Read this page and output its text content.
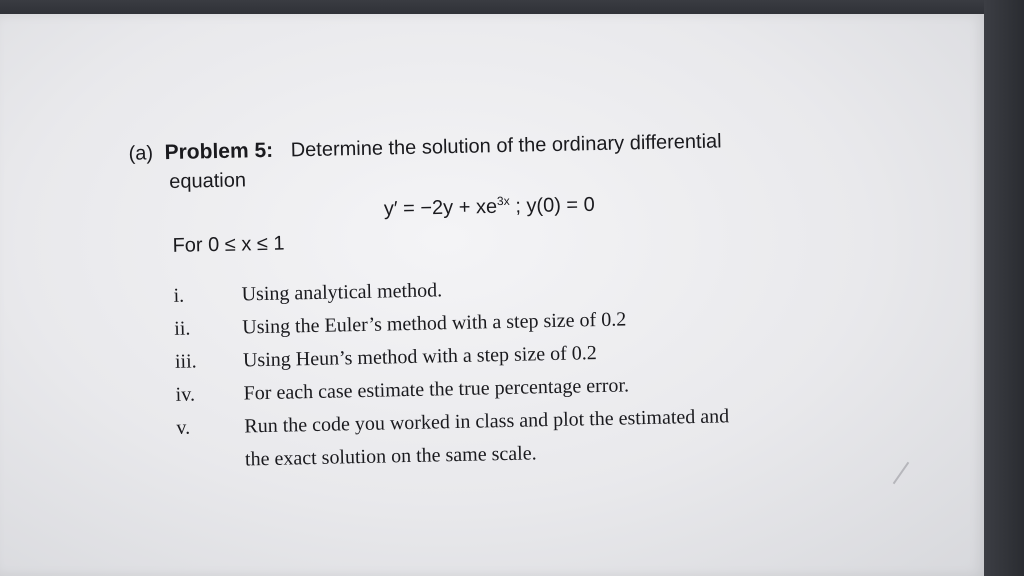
(a) Problem 5: Determine the solution of the ordinary differential
equation
$y' = -2y + xe^{3x}$ ; y(0) = 0
For 0 ≤ x ≤ 1
i.	Using analytical method.
ii.	Using the Euler’s method with a step size of 0.2
iii.	Using Heun’s method with a step size of 0.2
iv.	For each case estimate the true percentage error.
v.	Run the code you worked in class and plot the estimated and
the exact solution on the same scale.
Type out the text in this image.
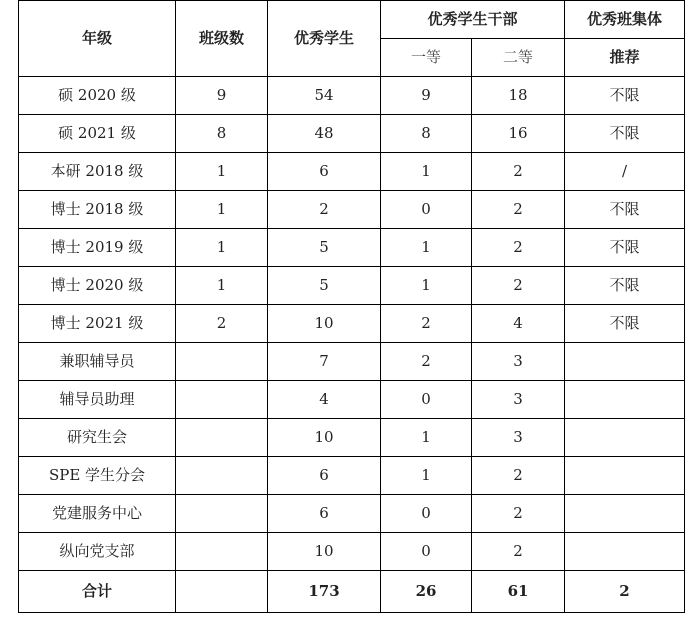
年级	班级数	优秀学生	优秀学生干部		优秀班集体
			一等	二等	推荐
硕 2020 级	9	54	9	18	不限
硕 2021 级	8	48	8	16	不限
本研 2018 级	1	6	1	2	/
博士 2018 级	1	2	0	2	不限
博士 2019 级	1	5	1	2	不限
博士 2020 级	1	5	1	2	不限
博士 2021 级	2	10	2	4	不限
兼职辅导员		7	2	3	
辅导员助理		4	0	3	
研究生会		10	1	3	
SPE 学生分会		6	1	2	
党建服务中心		6	0	2	
纵向党支部		10	0	2	
合计		173	26	61	2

Task to complete: Reproduce every line precisely as given, omitting all pictures.

Problem solution:
Read this page and output its text content.
(a) Problem 5: Determine the solution of the ordinary differential
equation
$y' = -2y + xe^{3x}$ ; y(0) = 0
For 0 ≤ x ≤ 1
i.	Using analytical method.
ii.	Using the Euler’s method with a step size of 0.2
iii.	Using Heun’s method with a step size of 0.2
iv.	For each case estimate the true percentage error.
v.	Run the code you worked in class and plot the estimated and
the exact solution on the same scale.
Type out the text in this image.
年级	班级数	优秀学生	优秀学生干部		优秀班集体
			一等	二等	推荐
硕 2020 级	9	54	9	18	不限
硕 2021 级	8	48	8	16	不限
本研 2018 级	1	6	1	2	/
博士 2018 级	1	2	0	2	不限
博士 2019 级	1	5	1	2	不限
博士 2020 级	1	5	1	2	不限
博士 2021 级	2	10	2	4	不限
兼职辅导员		7	2	3	
辅导员助理		4	0	3	
研究生会		10	1	3	
SPE 学生分会		6	1	2	
党建服务中心		6	0	2	
纵向党支部		10	0	2	
合计		173	26	61	2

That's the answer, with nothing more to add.